Stored records:
[Begin]
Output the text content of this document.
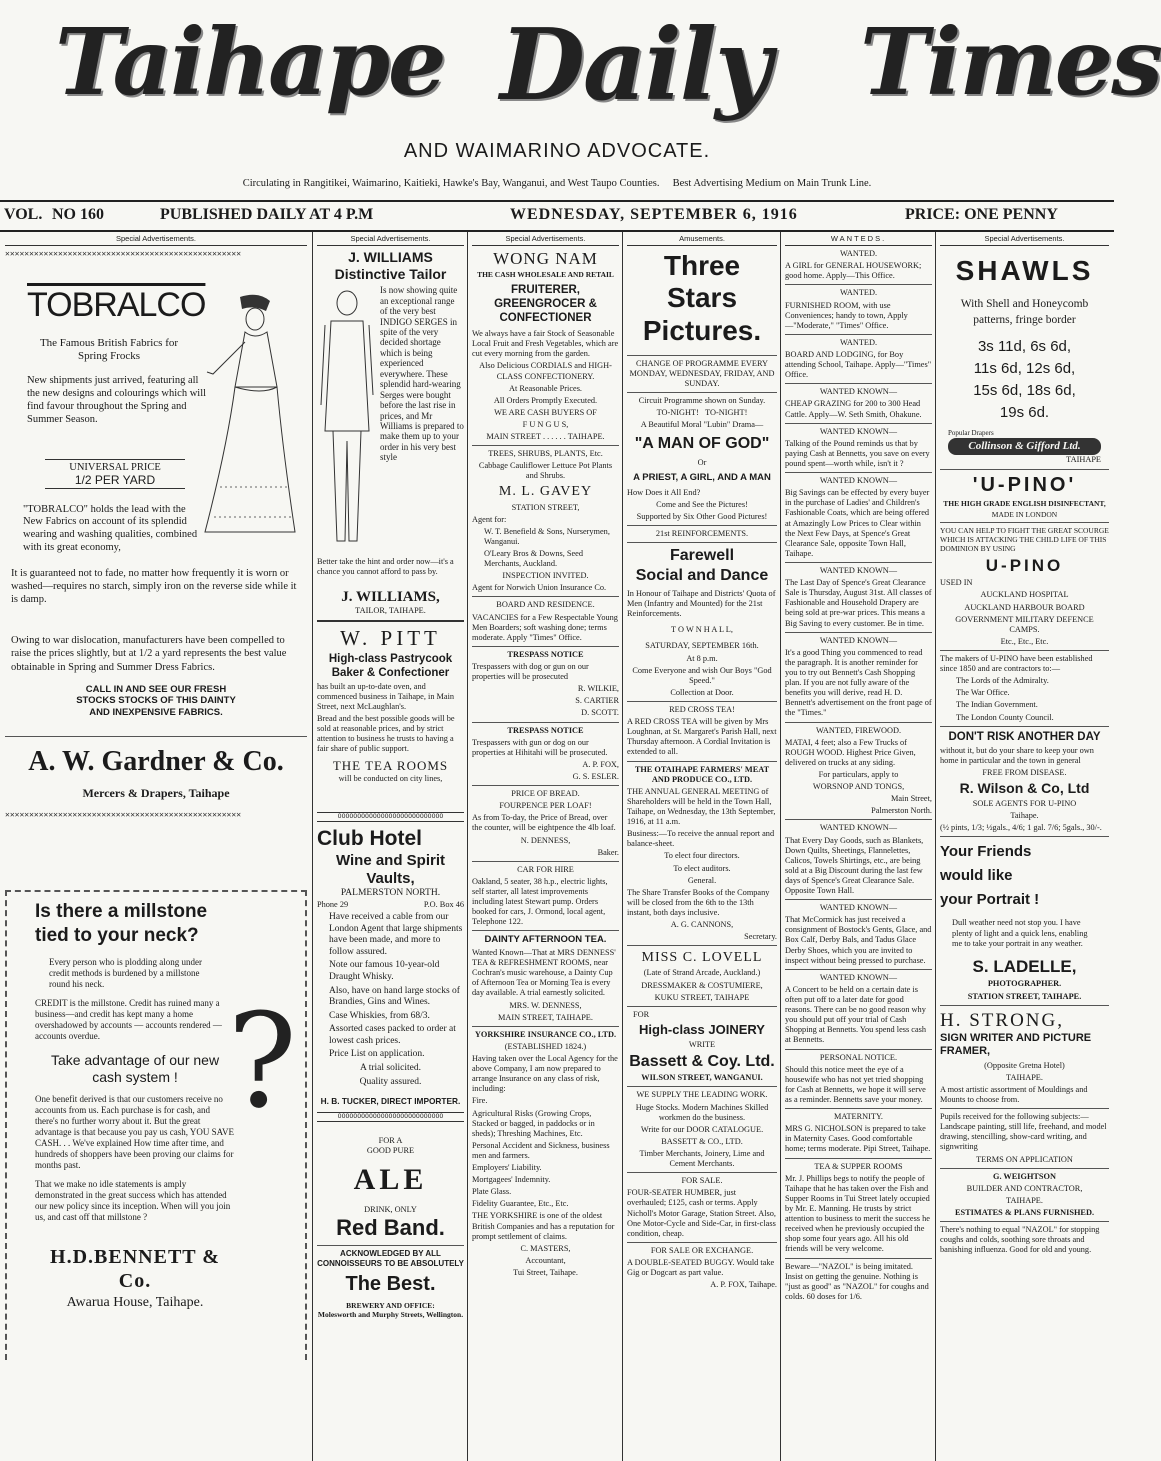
Taihape Daily Times
AND WAIMARINO ADVOCATE.
Circulating in Rangitikei, Waimarino, Kaitieki, Hawke's Bay, Wanganui, and West Taupo Counties. Best Advertising Medium on Main Trunk Line.
VOL. NO 160	PUBLISHED DAILY AT 4 P.M	WEDNESDAY, SEPTEMBER 6, 1916	PRICE: ONE PENNY
Special Advertisements.
✕✕✕✕✕✕✕✕✕✕✕✕✕✕✕✕✕✕✕✕✕✕✕✕✕✕✕✕✕✕✕✕✕✕✕✕✕✕✕✕✕✕✕✕✕✕✕✕✕
TOBRALCO
The Famous British Fabrics for Spring Frocks
New shipments just arrived, featuring all the new designs and colourings which will find favour throughout the Spring and Summer Season.
UNIVERSAL PRICE
1/2 PER YARD
"TOBRALCO" holds the lead with the New Fabrics on account of its splendid wearing and washing qualities, combined with its great economy,

It is guaranteed not to fade, no matter how frequently it is worn or washed—requires no starch, simply iron on the reverse side while it is damp.

Owing to war dislocation, manufacturers have been compelled to raise the prices slightly, but at 1/2 a yard represents the best value obtainable in Spring and Summer Dress Fabrics.

CALL IN AND SEE OUR FRESH STOCKS STOCKS OF THIS DAINTY AND INEXPENSIVE FABRICS.

A. W. Gardner & Co.
Mercers & Drapers, Taihape
✕✕✕✕✕✕✕✕✕✕✕✕✕✕✕✕✕✕✕✕✕✕✕✕✕✕✕✕✕✕✕✕✕✕✕✕✕✕✕✕✕✕✕✕✕✕✕✕✕
Is there a millstone tied to your neck?

Every person who is plodding along under credit methods is burdened by a millstone round his neck.

CREDIT is the millstone. Credit has ruined many a business—and credit has kept many a home overshadowed by accounts — accounts rendered — accounts overdue.

Take advantage of our new cash system !

One benefit derived is that our customers receive no accounts from us. Each purchase is for cash, and there's no further worry about it. But the great advantage is that because you pay us cash, YOU SAVE CASH. . . We've explained How time after time, and hundreds of shoppers have been proving our claims for months past.

That we make no idle statements is amply demonstrated in the great success which has attended our new policy since its inception. When will you join us, and cast off that millstone ?

?
H.D.BENNETT & Co.
Awarua House, Taihape.
Special Advertisements.
J. WILLIAMS
Distinctive Tailor

Is now showing quite an exceptional range of the very best INDIGO SERGES in spite of the very decided shortage which is being experienced everywhere. These splendid hard-wearing Serges were bought before the last rise in prices, and Mr Williams is prepared to make them up to your order in his very best style

Better take the hint and order now—it's a chance you cannot afford to pass by.

J. WILLIAMS,
TAILOR, TAIHAPE.
W. PITT
High-class Pastrycook Baker & Confectioner

has built an up-to-date oven, and commenced business in Taihape, in Main Street, next McLaughlan's.

Bread and the best possible goods will be sold at reasonable prices, and by strict attention to business he trusts to having a fair share of public support.

THE TEA ROOMS
will be conducted on city lines,
OOOOOOOOOOOOOOOOOOOOOOOOOOO
Club Hotel
Wine and Spirit Vaults,
PALMERSTON NORTH.
Phone 29	P.O. Box 46

Have received a cable from our London Agent that large shipments have been made, and more to follow assured.

Note our famous 10-year-old Draught Whisky.

Also, have on hand large stocks of Brandies, Gins and Wines.

Case Whiskies, from 68/3.

Assorted cases packed to order at lowest cash prices.

Price List on application.

A trial solicited.

Quality assured.

H. B. TUCKER, DIRECT IMPORTER.
OOOOOOOOOOOOOOOOOOOOOOOOOOO
FOR A
GOOD PURE
ALE
DRINK, ONLY
Red Band.
ACKNOWLEDGED BY ALL CONNOISSEURS TO BE ABSOLUTELY
The Best.
BREWERY AND OFFICE:
Molesworth and Murphy Streets, Wellington.
Special Advertisements.
WONG NAM
THE CASH WHOLESALE AND RETAIL
FRUITERER, GREENGROCER & CONFECTIONER

We always have a fair Stock of Seasonable Local Fruit and Fresh Vegetables, which are cut every morning from the garden.

Also Delicious CORDIALS and HIGH-CLASS CONFECTIONERY.

At Reasonable Prices.

All Orders Promptly Executed.

WE ARE CASH BUYERS OF

F U N G U S,

MAIN STREET . . . . . . TAIHAPE.

TREES, SHRUBS, PLANTS, Etc.

Cabbage Cauliflower Lettuce Pot Plants and Shrubs.

M. L. GAVEY

STATION STREET,

Agent for:

W. T. Benefield & Sons, Nurserymen, Wanganui.

O'Leary Bros & Downs, Seed Merchants, Auckland.

INSPECTION INVITED.

Agent for Norwich Union Insurance Co.

BOARD AND RESIDENCE.

VACANCIES for a Few Respectable Young Men Boarders; soft washing done; terms moderate. Apply "Times" Office.

TRESPASS NOTICE

Trespassers with dog or gun on our properties will be prosecuted

R. WILKIE,

S. CARTIER

D. SCOTT.

TRESPASS NOTICE

Trespassers with gun or dog on our properties at Hihitahi will be prosecuted.

A. P. FOX,

G. S. ESLER.

PRICE OF BREAD.

FOURPENCE PER LOAF!

As from To-day, the Price of Bread, over the counter, will be eightpence the 4lb loaf.

N. DENNESS,

Baker.

CAR FOR HIRE

Oakland, 5 seater, 38 h.p., electric lights, self starter, all latest improvements including latest Stewart pump. Orders booked for cars, J. Ormond, local agent, Telephone 122.

DAINTY AFTERNOON TEA.

Wanted Known—That at MRS DENNESS' TEA & REFRESHMENT ROOMS, near Cochran's music warehouse, a Dainty Cup of Afternoon Tea or Morning Tea is every day available. A trial earnestly solicited.

MRS. W. DENNESS,

MAIN STREET, TAIHAPE.

YORKSHIRE INSURANCE CO., LTD.

(ESTABLISHED 1824.)

Having taken over the Local Agency for the above Company, I am now prepared to arrange Insurance on any class of risk, including:

Fire.

Agricultural Risks (Growing Crops, Stacked or bagged, in paddocks or in sheds); Threshing Machines, Etc.

Personal Accident and Sickness, business men and farmers.

Employers' Liability.

Mortgagees' Indemnity.

Plate Glass.

Fidelity Guarantee, Etc., Etc.

THE YORKSHIRE is one of the oldest British Companies and has a reputation for prompt settlement of claims.

C. MASTERS,

Accountant,

Tui Street, Taihape.

Amusements.
Three Stars Pictures.

CHANGE OF PROGRAMME EVERY MONDAY, WEDNESDAY, FRIDAY, AND SUNDAY.

Circuit Programme shown on Sunday.

TO-NIGHT! TO-NIGHT!

A Beautiful Moral "Lubin" Drama—

"A MAN OF GOD"

Or

A PRIEST, A GIRL, AND A MAN

How Does it All End?

Come and See the Pictures!

Supported by Six Other Good Pictures!

21st REINFORCEMENTS.

Farewell
Social and Dance

In Honour of Taihape and Districts' Quota of Men (Infantry and Mounted) for the 21st Reinforcements.

T O W N H A L L,

SATURDAY, SEPTEMBER 16th.

At 8 p.m.

Come Everyone and wish Our Boys "God Speed."

Collection at Door.

RED CROSS TEA!

A RED CROSS TEA will be given by Mrs Loughnan, at St. Margaret's Parish Hall, next Thursday afternoon. A Cordial Invitation is extended to all.

THE OTAIHAPE FARMERS' MEAT AND PRODUCE CO., LTD.

THE ANNUAL GENERAL MEETING of Shareholders will be held in the Town Hall, Taihape, on Wednesday, the 13th September, 1916, at 11 a.m.

Business:—To receive the annual report and balance-sheet.

To elect four directors.

To elect auditors.

General.

The Share Transfer Books of the Company will be closed from the 6th to the 13th instant, both days inclusive.

A. G. CANNONS,

Secretary.

MISS C. LOVELL

(Late of Strand Arcade, Auckland.)

DRESSMAKER & COSTUMIERE,

KUKU STREET, TAIHAPE

FOR

High-class JOINERY

WRITE

Bassett & Coy. Ltd.

WILSON STREET, WANGANUI.

WE SUPPLY THE LEADING WORK.

Huge Stocks. Modern Machines Skilled workmen do the business.

Write for our DOOR CATALOGUE.

BASSETT & CO., LTD.

Timber Merchants, Joinery, Lime and Cement Merchants.

FOR SALE.

FOUR-SEATER HUMBER, just overhauled; £125, cash or terms. Apply Nicholl's Motor Garage, Station Street. Also, One Motor-Cycle and Side-Car, in first-class condition, cheap.

FOR SALE OR EXCHANGE.

A DOUBLE-SEATED BUGGY. Would take Gig or Dogcart as part value.

A. P. FOX, Taihape.

WANTEDS.

WANTED.

A GIRL for GENERAL HOUSEWORK; good home. Apply—This Office.

WANTED.

FURNISHED ROOM, with use Conveniences; handy to town, Apply—"Moderate," "Times" Office.

WANTED.

BOARD AND LODGING, for Boy attending School, Taihape. Apply—"Times" Office.

WANTED KNOWN—

CHEAP GRAZING for 200 to 300 Head Cattle. Apply—W. Seth Smith, Ohakune.

WANTED KNOWN—

Talking of the Pound reminds us that by paying Cash at Bennetts, you save on every pound spent—worth while, isn't it ?

WANTED KNOWN—

Big Savings can be effected by every buyer in the purchase of Ladies' and Children's Fashionable Coats, which are being offered at Amazingly Low Prices to Clear within the Next Few Days, at Spence's Great Clearance Sale, opposite Town Hall, Taihape.

WANTED KNOWN—

The Last Day of Spence's Great Clearance Sale is Thursday, August 31st. All classes of Fashionable and Household Drapery are being sold at pre-war prices. This means a Big Saving to every customer. Be in time.

WANTED KNOWN—

It's a good Thing you commenced to read the paragraph. It is another reminder for you to try out Bennett's Cash Shopping plan. If you are not fully aware of the benefits you will derive, read H. D. Bennett's advertisement on the front page of the "Times."

WANTED, FIREWOOD.

MATAI, 4 feet; also a Few Trucks of ROUGH WOOD. Highest Price Given, delivered on trucks at any siding.

For particulars, apply to

WORSNOP AND TONGS,

Main Street,

Palmerston North.

WANTED KNOWN—

That Every Day Goods, such as Blankets, Down Quilts, Sheetings, Flannelettes, Calicos, Towels Shirtings, etc., are being sold at a Big Discount during the last few days of Spence's Great Clearance Sale. Opposite Town Hall.

WANTED KNOWN—

That McCormick has just received a consignment of Bostock's Gents, Glace, and Box Calf, Derby Bals, and Tadus Glace Derby Shoes, which you are invited to inspect without being pressed to purchase.

WANTED KNOWN—

A Concert to be held on a certain date is often put off to a later date for good reasons. There can be no good reason why you should put off your trial of Cash Shopping at Bennetts. You spend less cash at Bennetts.

PERSONAL NOTICE.

Should this notice meet the eye of a housewife who has not yet tried shopping for Cash at Bennetts, we hope it will serve as a reminder. Bennetts save your money.

MATERNITY.

MRS G. NICHOLSON is prepared to take in Maternity Cases. Good comfortable home; terms moderate. Pipi Street, Taihape.

TEA & SUPPER ROOMS

Mr. J. Phillips begs to notify the people of Taihape that he has taken over the Fish and Supper Rooms in Tui Street lately occupied by Mr. E. Manning. He trusts by strict attention to business to merit the success he received when he previously occupied the shop some four years ago. All his old friends will be very welcome.

Beware—"NAZOL" is being imitated. Insist on getting the genuine. Nothing is "just as good" as "NAZOL" for coughs and colds. 60 doses for 1/6.

Special Advertisements.
SHAWLS
With Shell and Honeycomb patterns, fringe border
3s 11d, 6s 6d,
11s 6d, 12s 6d,
15s 6d, 18s 6d,
19s 6d.
Popular Drapers
Collinson & Gifford Ltd.
TAIHAPE
'U-PINO'

THE HIGH GRADE ENGLISH DISINFECTANT,

MADE IN LONDON

YOU CAN HELP TO FIGHT THE GREAT SCOURGE WHICH IS ATTACKING THE CHILD LIFE OF THIS DOMINION BY USING

U-PINO

USED IN

AUCKLAND HOSPITAL

AUCKLAND HARBOUR BOARD

GOVERNMENT MILITARY DEFENCE CAMPS.

Etc., Etc., Etc.

The makers of U-PINO have been established since 1850 and are contractors to:—

The Lords of the Admiralty.

The War Office.

The Indian Government.

The London County Council.

DON'T RISK ANOTHER DAY

without it, but do your share to keep your own home in particular and the town in general

FREE FROM DISEASE.

R. Wilson & Co, Ltd

SOLE AGENTS FOR U-PINO

Taihape.

(½ pints, 1/3; ½gals., 4/6; 1 gal. 7/6; 5gals., 30/-.

Your Friends
would like
your Portrait !

Dull weather need not stop you. I have plenty of light and a quick lens, enabling me to take your portrait in any weather.

S. LADELLE,

PHOTOGRAPHER.

STATION STREET, TAIHAPE.

H. STRONG,
SIGN WRITER AND PICTURE FRAMER,

(Opposite Gretna Hotel)

TAIHAPE.

A most artistic assortment of Mouldings and Mounts to choose from.

Pupils received for the following subjects:—Landscape painting, still life, freehand, and model drawing, stencilling, show-card writing, and signwriting

TERMS ON APPLICATION

G. WEIGHTSON

BUILDER AND CONTRACTOR,

TAIHAPE.

ESTIMATES & PLANS FURNISHED.

There's nothing to equal "NAZOL" for stopping coughs and colds, soothing sore throats and banishing influenza. Good for old and young.
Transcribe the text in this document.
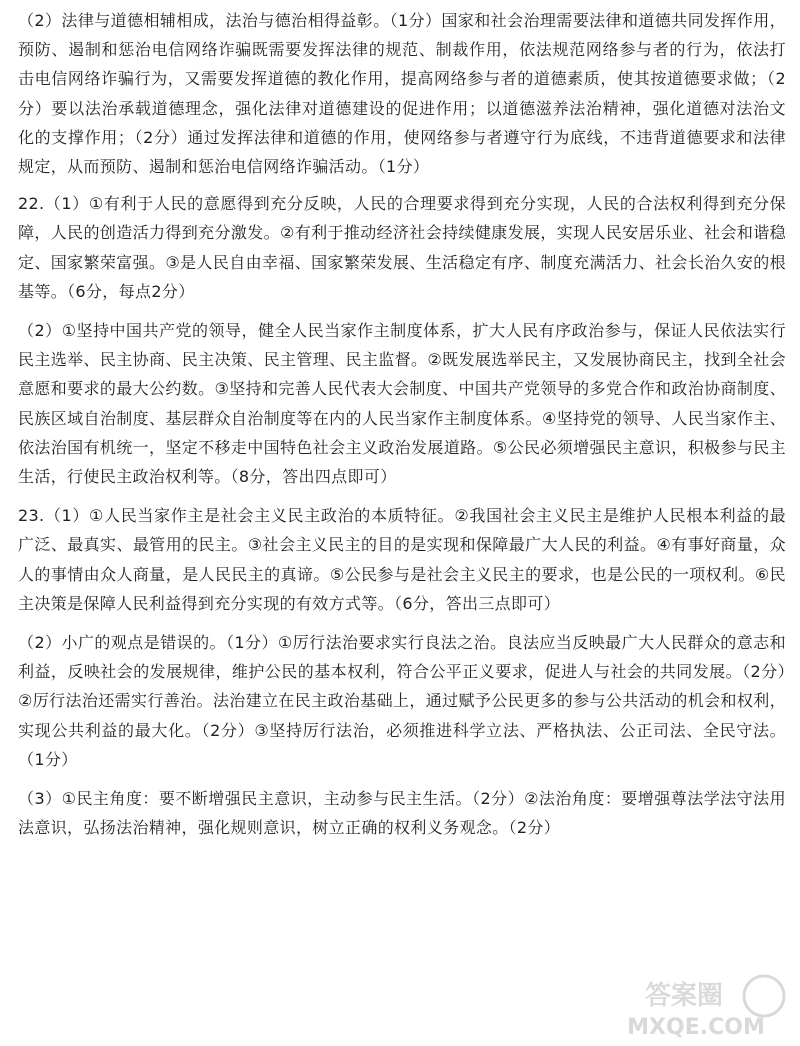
（2）法律与道德相辅相成，法治与德治相得益彰。（1分）国家和社会治理需要法律和道德共同发挥作用，预防、遏制和惩治电信网络诈骗既需要发挥法律的规范、制裁作用，依法规范网络参与者的行为，依法打击电信网络诈骗行为，又需要发挥道德的教化作用，提高网络参与者的道德素质，使其按道德要求做；（2分）要以法治承载道德理念，强化法律对道德建设的促进作用；以道德滋养法治精神，强化道德对法治文化的支撑作用；（2分）通过发挥法律和道德的作用，使网络参与者遵守行为底线，不违背道德要求和法律规定，从而预防、遏制和惩治电信网络诈骗活动。（1分）

22.（1）①有利于人民的意愿得到充分反映，人民的合理要求得到充分实现，人民的合法权利得到充分保障，人民的创造活力得到充分激发。②有利于推动经济社会持续健康发展，实现人民安居乐业、社会和谐稳定、国家繁荣富强。③是人民自由幸福、国家繁荣发展、生活稳定有序、制度充满活力、社会长治久安的根基等。（6分，每点2分）

（2）①坚持中国共产党的领导，健全人民当家作主制度体系，扩大人民有序政治参与，保证人民依法实行民主选举、民主协商、民主决策、民主管理、民主监督。②既发展选举民主，又发展协商民主，找到全社会意愿和要求的最大公约数。③坚持和完善人民代表大会制度、中国共产党领导的多党合作和政治协商制度、民族区域自治制度、基层群众自治制度等在内的人民当家作主制度体系。④坚持党的领导、人民当家作主、依法治国有机统一，坚定不移走中国特色社会主义政治发展道路。⑤公民必须增强民主意识，积极参与民主生活，行使民主政治权利等。（8分，答出四点即可）

23.（1）①人民当家作主是社会主义民主政治的本质特征。②我国社会主义民主是维护人民根本利益的最广泛、最真实、最管用的民主。③社会主义民主的目的是实现和保障最广大人民的利益。④有事好商量，众人的事情由众人商量，是人民民主的真谛。⑤公民参与是社会主义民主的要求，也是公民的一项权利。⑥民主决策是保障人民利益得到充分实现的有效方式等。（6分，答出三点即可）

（2）小广的观点是错误的。（1分）①厉行法治要求实行良法之治。良法应当反映最广大人民群众的意志和利益，反映社会的发展规律，维护公民的基本权利，符合公平正义要求，促进人与社会的共同发展。（2分）②厉行法治还需实行善治。法治建立在民主政治基础上，通过赋予公民更多的参与公共活动的机会和权利，实现公共利益的最大化。（2分）③坚持厉行法治，必须推进科学立法、严格执法、公正司法、全民守法。（1分）

（3）①民主角度：要不断增强民主意识，主动参与民主生活。（2分）②法治角度：要增强尊法学法守法用法意识，弘扬法治精神，强化规则意识，树立正确的权利义务观念。（2分）

答案圈
MXQE.COM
[End]
## Exercise objective
Quote exactly, and only, the lines from the line containing "Transcribe the text in this document." through the final line of the records above, both included, omitting any pictures.

## Output of the task
Transcribe the text in this document.
（2）法律与道德相辅相成，法治与德治相得益彰。（1分）国家和社会治理需要法律和道德共同发挥作用，预防、遏制和惩治电信网络诈骗既需要发挥法律的规范、制裁作用，依法规范网络参与者的行为，依法打击电信网络诈骗行为，又需要发挥道德的教化作用，提高网络参与者的道德素质，使其按道德要求做；（2分）要以法治承载道德理念，强化法律对道德建设的促进作用；以道德滋养法治精神，强化道德对法治文化的支撑作用；（2分）通过发挥法律和道德的作用，使网络参与者遵守行为底线，不违背道德要求和法律规定，从而预防、遏制和惩治电信网络诈骗活动。（1分）

22.（1）①有利于人民的意愿得到充分反映，人民的合理要求得到充分实现，人民的合法权利得到充分保障，人民的创造活力得到充分激发。②有利于推动经济社会持续健康发展，实现人民安居乐业、社会和谐稳定、国家繁荣富强。③是人民自由幸福、国家繁荣发展、生活稳定有序、制度充满活力、社会长治久安的根基等。（6分，每点2分）

（2）①坚持中国共产党的领导，健全人民当家作主制度体系，扩大人民有序政治参与，保证人民依法实行民主选举、民主协商、民主决策、民主管理、民主监督。②既发展选举民主，又发展协商民主，找到全社会意愿和要求的最大公约数。③坚持和完善人民代表大会制度、中国共产党领导的多党合作和政治协商制度、民族区域自治制度、基层群众自治制度等在内的人民当家作主制度体系。④坚持党的领导、人民当家作主、依法治国有机统一，坚定不移走中国特色社会主义政治发展道路。⑤公民必须增强民主意识，积极参与民主生活，行使民主政治权利等。（8分，答出四点即可）

23.（1）①人民当家作主是社会主义民主政治的本质特征。②我国社会主义民主是维护人民根本利益的最广泛、最真实、最管用的民主。③社会主义民主的目的是实现和保障最广大人民的利益。④有事好商量，众人的事情由众人商量，是人民民主的真谛。⑤公民参与是社会主义民主的要求，也是公民的一项权利。⑥民主决策是保障人民利益得到充分实现的有效方式等。（6分，答出三点即可）

（2）小广的观点是错误的。（1分）①厉行法治要求实行良法之治。良法应当反映最广大人民群众的意志和利益，反映社会的发展规律，维护公民的基本权利，符合公平正义要求，促进人与社会的共同发展。（2分）②厉行法治还需实行善治。法治建立在民主政治基础上，通过赋予公民更多的参与公共活动的机会和权利，实现公共利益的最大化。（2分）③坚持厉行法治，必须推进科学立法、严格执法、公正司法、全民守法。（1分）

（3）①民主角度：要不断增强民主意识，主动参与民主生活。（2分）②法治角度：要增强尊法学法守法用法意识，弘扬法治精神，强化规则意识，树立正确的权利义务观念。（2分）

答案圈
MXQE.COM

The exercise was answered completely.